EXERCISE =>
Output the material exactly, but drop every image it holds.

SUPPLIED ENTRIES =>
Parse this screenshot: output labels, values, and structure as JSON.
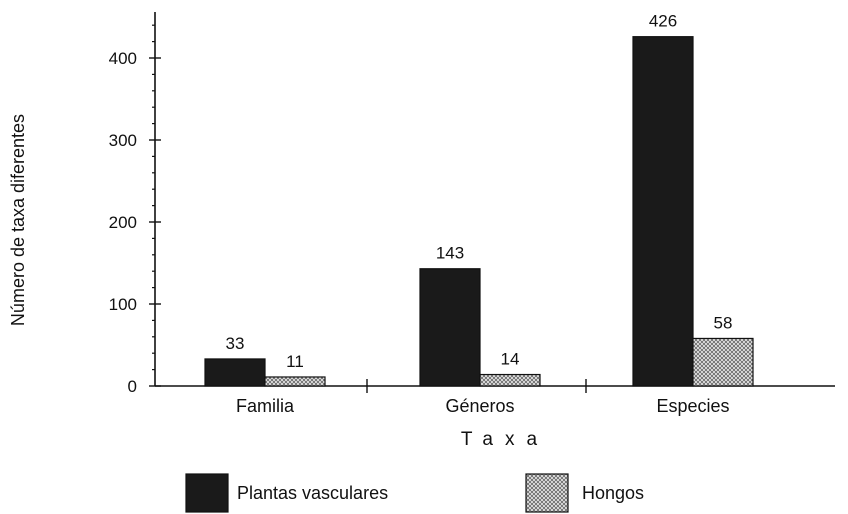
{
  "chart_data": {
    "type": "bar",
    "categories": [
      "Familia",
      "Géneros",
      "Especies"
    ],
    "series": [
      {
        "name": "Plantas vasculares",
        "values": [
          33,
          143,
          426
        ],
        "fill": "solid",
        "color": "#1a1a1a"
      },
      {
        "name": "Hongos",
        "values": [
          11,
          14,
          58
        ],
        "fill": "crosshatch",
        "color": "#bdbdbd"
      }
    ],
    "value_labels": [
      [
        "33",
        "143",
        "426"
      ],
      [
        "11",
        "14",
        "58"
      ]
    ],
    "ylabel": "Número de taxa diferentes",
    "xlabel": "Taxa",
    "ylim": [
      0,
      450
    ],
    "yticks": [
      0,
      100,
      200,
      300,
      400
    ],
    "grid": false,
    "legend": "bottom"
  }
}
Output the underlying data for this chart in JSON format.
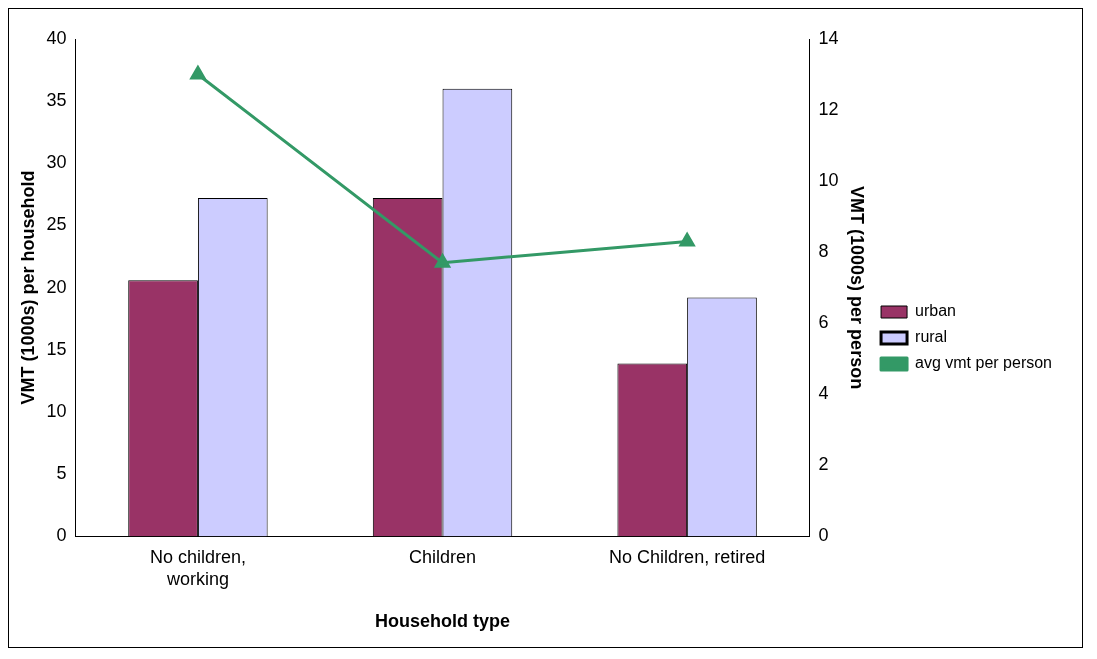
{
  "chart_data": {
    "type": "bar",
    "xlabel": "Household type",
    "ylabel": "VMT (1000s) per household",
    "y2label": "VMT (1000s) per person",
    "categories": [
      "No children, working",
      "Children",
      "No Children, retired"
    ],
    "series": [
      {
        "name": "urban",
        "color": "#993366",
        "values": [
          20.6,
          27.2,
          13.9
        ]
      },
      {
        "name": "rural",
        "color": "#ccccff",
        "values": [
          27.2,
          36.0,
          19.2
        ]
      },
      {
        "name": "avg vmt per person",
        "type": "line",
        "axis": "y2",
        "color": "#339966",
        "values": [
          13.0,
          7.7,
          8.3
        ]
      }
    ],
    "ylim": [
      0,
      40
    ],
    "yticks": [
      0,
      5,
      10,
      15,
      20,
      25,
      30,
      35,
      40
    ],
    "y2lim": [
      0,
      14
    ],
    "y2ticks": [
      0,
      2,
      4,
      6,
      8,
      10,
      12,
      14
    ],
    "legend": "right",
    "marker": "triangle",
    "grid": false
  }
}
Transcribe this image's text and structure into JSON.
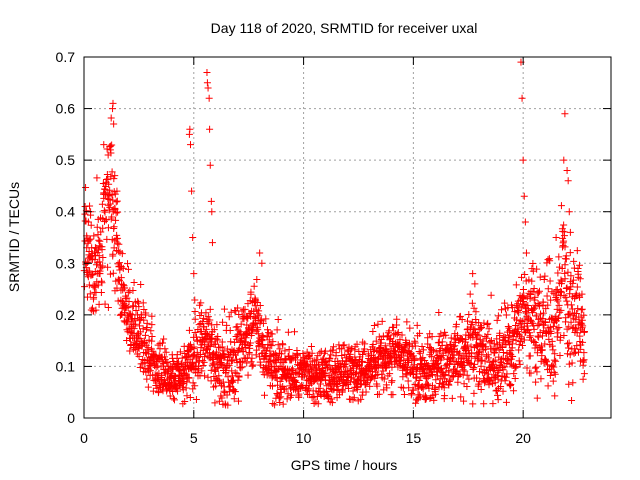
{
  "chart_data": {
    "type": "scatter",
    "title": "Day 118 of 2020, SRMTID for receiver uxal",
    "xlabel": "GPS time / hours",
    "ylabel": "SRMTID / TECUs",
    "xlim": [
      0,
      24
    ],
    "ylim": [
      0,
      0.7
    ],
    "xticks": [
      0,
      5,
      10,
      15,
      20
    ],
    "xtick_labels": [
      "0",
      "5",
      "10",
      "15",
      "20"
    ],
    "yticks": [
      0,
      0.1,
      0.2,
      0.3,
      0.4,
      0.5,
      0.6,
      0.7
    ],
    "ytick_labels": [
      "0",
      "0.1",
      "0.2",
      "0.3",
      "0.4",
      "0.5",
      "0.6",
      "0.7"
    ],
    "grid": true,
    "marker": "plus",
    "series": [
      {
        "name": "SRMTID",
        "color": "#ff0000",
        "trend": [
          [
            0.0,
            0.32
          ],
          [
            0.4,
            0.3
          ],
          [
            0.8,
            0.33
          ],
          [
            1.0,
            0.42
          ],
          [
            1.3,
            0.4
          ],
          [
            1.6,
            0.3
          ],
          [
            1.9,
            0.21
          ],
          [
            2.3,
            0.18
          ],
          [
            2.7,
            0.15
          ],
          [
            3.0,
            0.12
          ],
          [
            3.5,
            0.09
          ],
          [
            4.0,
            0.08
          ],
          [
            4.5,
            0.09
          ],
          [
            5.0,
            0.12
          ],
          [
            5.5,
            0.16
          ],
          [
            5.8,
            0.14
          ],
          [
            6.2,
            0.1
          ],
          [
            6.8,
            0.1
          ],
          [
            7.3,
            0.15
          ],
          [
            7.8,
            0.2
          ],
          [
            8.2,
            0.13
          ],
          [
            8.7,
            0.1
          ],
          [
            9.5,
            0.08
          ],
          [
            10.5,
            0.08
          ],
          [
            11.5,
            0.08
          ],
          [
            12.5,
            0.09
          ],
          [
            13.5,
            0.11
          ],
          [
            14.2,
            0.14
          ],
          [
            14.8,
            0.1
          ],
          [
            15.5,
            0.08
          ],
          [
            16.2,
            0.1
          ],
          [
            17.0,
            0.12
          ],
          [
            17.7,
            0.14
          ],
          [
            18.3,
            0.12
          ],
          [
            19.0,
            0.1
          ],
          [
            19.6,
            0.15
          ],
          [
            20.0,
            0.22
          ],
          [
            20.5,
            0.2
          ],
          [
            21.0,
            0.17
          ],
          [
            21.5,
            0.15
          ],
          [
            21.8,
            0.3
          ],
          [
            22.2,
            0.18
          ],
          [
            22.5,
            0.22
          ],
          [
            22.8,
            0.13
          ]
        ],
        "spread": [
          [
            0.0,
            0.06
          ],
          [
            1.3,
            0.08
          ],
          [
            2.0,
            0.05
          ],
          [
            3.0,
            0.04
          ],
          [
            4.0,
            0.03
          ],
          [
            5.0,
            0.05
          ],
          [
            8.0,
            0.05
          ],
          [
            10.0,
            0.035
          ],
          [
            13.5,
            0.04
          ],
          [
            17.7,
            0.05
          ],
          [
            20.0,
            0.07
          ],
          [
            21.8,
            0.09
          ],
          [
            22.8,
            0.06
          ]
        ],
        "peaks": [
          [
            0.05,
            0.41
          ],
          [
            0.2,
            0.38
          ],
          [
            0.3,
            0.4
          ],
          [
            0.9,
            0.53
          ],
          [
            1.1,
            0.51
          ],
          [
            1.2,
            0.52
          ],
          [
            1.3,
            0.6
          ],
          [
            1.32,
            0.61
          ],
          [
            1.35,
            0.57
          ],
          [
            1.4,
            0.47
          ],
          [
            1.5,
            0.44
          ],
          [
            4.8,
            0.55
          ],
          [
            4.82,
            0.56
          ],
          [
            4.85,
            0.53
          ],
          [
            4.9,
            0.44
          ],
          [
            4.95,
            0.35
          ],
          [
            5.0,
            0.28
          ],
          [
            5.6,
            0.67
          ],
          [
            5.62,
            0.65
          ],
          [
            5.65,
            0.64
          ],
          [
            5.7,
            0.62
          ],
          [
            5.72,
            0.56
          ],
          [
            5.75,
            0.49
          ],
          [
            5.8,
            0.42
          ],
          [
            5.82,
            0.4
          ],
          [
            5.85,
            0.34
          ],
          [
            7.6,
            0.24
          ],
          [
            8.0,
            0.32
          ],
          [
            8.1,
            0.3
          ],
          [
            17.7,
            0.28
          ],
          [
            17.8,
            0.26
          ],
          [
            19.9,
            0.69
          ],
          [
            19.95,
            0.62
          ],
          [
            20.0,
            0.5
          ],
          [
            20.05,
            0.43
          ],
          [
            20.1,
            0.38
          ],
          [
            20.15,
            0.32
          ],
          [
            21.9,
            0.59
          ],
          [
            21.85,
            0.5
          ],
          [
            22.0,
            0.48
          ],
          [
            22.05,
            0.46
          ],
          [
            22.1,
            0.4
          ],
          [
            22.15,
            0.36
          ],
          [
            21.5,
            0.35
          ],
          [
            22.5,
            0.29
          ],
          [
            22.6,
            0.27
          ]
        ]
      }
    ]
  }
}
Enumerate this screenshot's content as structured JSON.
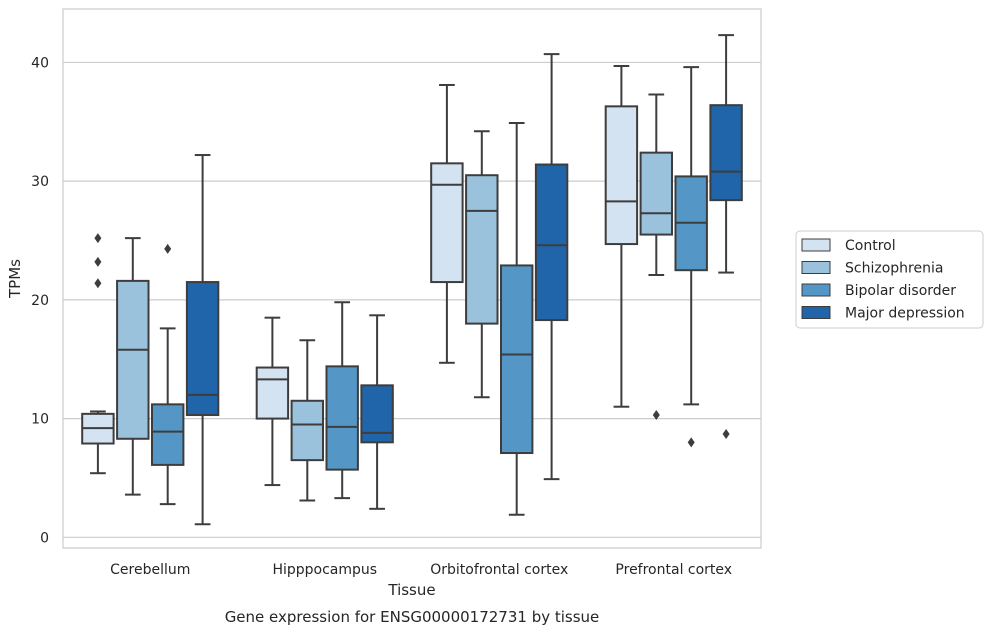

RESULT OF THIS TASK =>
Parse this screenshot: output labels, values, and structure as JSON.
{
  "chart_data": {
    "type": "bar",
    "categories": [
      "Familia",
      "Géneros",
      "Especies"
    ],
    "series": [
      {
        "name": "Plantas vasculares",
        "values": [
          33,
          143,
          426
        ],
        "fill": "solid",
        "color": "#1a1a1a"
      },
      {
        "name": "Hongos",
        "values": [
          11,
          14,
          58
        ],
        "fill": "crosshatch",
        "color": "#bdbdbd"
      }
    ],
    "value_labels": [
      [
        "33",
        "143",
        "426"
      ],
      [
        "11",
        "14",
        "58"
      ]
    ],
    "ylabel": "Número de taxa diferentes",
    "xlabel": "Taxa",
    "ylim": [
      0,
      450
    ],
    "yticks": [
      0,
      100,
      200,
      300,
      400
    ],
    "grid": false,
    "legend": "bottom"
  }
}
Output the underlying data for this chart in JSON format.
{
  "chart_data": {
    "type": "bar",
    "xlabel": "Household type",
    "ylabel": "VMT (1000s) per household",
    "y2label": "VMT (1000s) per person",
    "categories": [
      "No children, working",
      "Children",
      "No Children, retired"
    ],
    "series": [
      {
        "name": "urban",
        "color": "#993366",
        "values": [
          20.6,
          27.2,
          13.9
        ]
      },
      {
        "name": "rural",
        "color": "#ccccff",
        "values": [
          27.2,
          36.0,
          19.2
        ]
      },
      {
        "name": "avg vmt per person",
        "type": "line",
        "axis": "y2",
        "color": "#339966",
        "values": [
          13.0,
          7.7,
          8.3
        ]
      }
    ],
    "ylim": [
      0,
      40
    ],
    "yticks": [
      0,
      5,
      10,
      15,
      20,
      25,
      30,
      35,
      40
    ],
    "y2lim": [
      0,
      14
    ],
    "y2ticks": [
      0,
      2,
      4,
      6,
      8,
      10,
      12,
      14
    ],
    "legend": "right",
    "marker": "triangle",
    "grid": false
  }
}
Transcribe this image's text and structure into JSON.
{
  "chart_data": {
    "type": "scatter",
    "title": "Day 118 of 2020, SRMTID for receiver uxal",
    "xlabel": "GPS time / hours",
    "ylabel": "SRMTID / TECUs",
    "xlim": [
      0,
      24
    ],
    "ylim": [
      0,
      0.7
    ],
    "xticks": [
      0,
      5,
      10,
      15,
      20
    ],
    "xtick_labels": [
      "0",
      "5",
      "10",
      "15",
      "20"
    ],
    "yticks": [
      0,
      0.1,
      0.2,
      0.3,
      0.4,
      0.5,
      0.6,
      0.7
    ],
    "ytick_labels": [
      "0",
      "0.1",
      "0.2",
      "0.3",
      "0.4",
      "0.5",
      "0.6",
      "0.7"
    ],
    "grid": true,
    "marker": "plus",
    "series": [
      {
        "name": "SRMTID",
        "color": "#ff0000",
        "trend": [
          [
            0.0,
            0.32
          ],
          [
            0.4,
            0.3
          ],
          [
            0.8,
            0.33
          ],
          [
            1.0,
            0.42
          ],
          [
            1.3,
            0.4
          ],
          [
            1.6,
            0.3
          ],
          [
            1.9,
            0.21
          ],
          [
            2.3,
            0.18
          ],
          [
            2.7,
            0.15
          ],
          [
            3.0,
            0.12
          ],
          [
            3.5,
            0.09
          ],
          [
            4.0,
            0.08
          ],
          [
            4.5,
            0.09
          ],
          [
            5.0,
            0.12
          ],
          [
            5.5,
            0.16
          ],
          [
            5.8,
            0.14
          ],
          [
            6.2,
            0.1
          ],
          [
            6.8,
            0.1
          ],
          [
            7.3,
            0.15
          ],
          [
            7.8,
            0.2
          ],
          [
            8.2,
            0.13
          ],
          [
            8.7,
            0.1
          ],
          [
            9.5,
            0.08
          ],
          [
            10.5,
            0.08
          ],
          [
            11.5,
            0.08
          ],
          [
            12.5,
            0.09
          ],
          [
            13.5,
            0.11
          ],
          [
            14.2,
            0.14
          ],
          [
            14.8,
            0.1
          ],
          [
            15.5,
            0.08
          ],
          [
            16.2,
            0.1
          ],
          [
            17.0,
            0.12
          ],
          [
            17.7,
            0.14
          ],
          [
            18.3,
            0.12
          ],
          [
            19.0,
            0.1
          ],
          [
            19.6,
            0.15
          ],
          [
            20.0,
            0.22
          ],
          [
            20.5,
            0.2
          ],
          [
            21.0,
            0.17
          ],
          [
            21.5,
            0.15
          ],
          [
            21.8,
            0.3
          ],
          [
            22.2,
            0.18
          ],
          [
            22.5,
            0.22
          ],
          [
            22.8,
            0.13
          ]
        ],
        "spread": [
          [
            0.0,
            0.06
          ],
          [
            1.3,
            0.08
          ],
          [
            2.0,
            0.05
          ],
          [
            3.0,
            0.04
          ],
          [
            4.0,
            0.03
          ],
          [
            5.0,
            0.05
          ],
          [
            8.0,
            0.05
          ],
          [
            10.0,
            0.035
          ],
          [
            13.5,
            0.04
          ],
          [
            17.7,
            0.05
          ],
          [
            20.0,
            0.07
          ],
          [
            21.8,
            0.09
          ],
          [
            22.8,
            0.06
          ]
        ],
        "peaks": [
          [
            0.05,
            0.41
          ],
          [
            0.2,
            0.38
          ],
          [
            0.3,
            0.4
          ],
          [
            0.9,
            0.53
          ],
          [
            1.1,
            0.51
          ],
          [
            1.2,
            0.52
          ],
          [
            1.3,
            0.6
          ],
          [
            1.32,
            0.61
          ],
          [
            1.35,
            0.57
          ],
          [
            1.4,
            0.47
          ],
          [
            1.5,
            0.44
          ],
          [
            4.8,
            0.55
          ],
          [
            4.82,
            0.56
          ],
          [
            4.85,
            0.53
          ],
          [
            4.9,
            0.44
          ],
          [
            4.95,
            0.35
          ],
          [
            5.0,
            0.28
          ],
          [
            5.6,
            0.67
          ],
          [
            5.62,
            0.65
          ],
          [
            5.65,
            0.64
          ],
          [
            5.7,
            0.62
          ],
          [
            5.72,
            0.56
          ],
          [
            5.75,
            0.49
          ],
          [
            5.8,
            0.42
          ],
          [
            5.82,
            0.4
          ],
          [
            5.85,
            0.34
          ],
          [
            7.6,
            0.24
          ],
          [
            8.0,
            0.32
          ],
          [
            8.1,
            0.3
          ],
          [
            17.7,
            0.28
          ],
          [
            17.8,
            0.26
          ],
          [
            19.9,
            0.69
          ],
          [
            19.95,
            0.62
          ],
          [
            20.0,
            0.5
          ],
          [
            20.05,
            0.43
          ],
          [
            20.1,
            0.38
          ],
          [
            20.15,
            0.32
          ],
          [
            21.9,
            0.59
          ],
          [
            21.85,
            0.5
          ],
          [
            22.0,
            0.48
          ],
          [
            22.05,
            0.46
          ],
          [
            22.1,
            0.4
          ],
          [
            22.15,
            0.36
          ],
          [
            21.5,
            0.35
          ],
          [
            22.5,
            0.29
          ],
          [
            22.6,
            0.27
          ]
        ]
      }
    ]
  }
}
Enumerate this screenshot's content as structured JSON.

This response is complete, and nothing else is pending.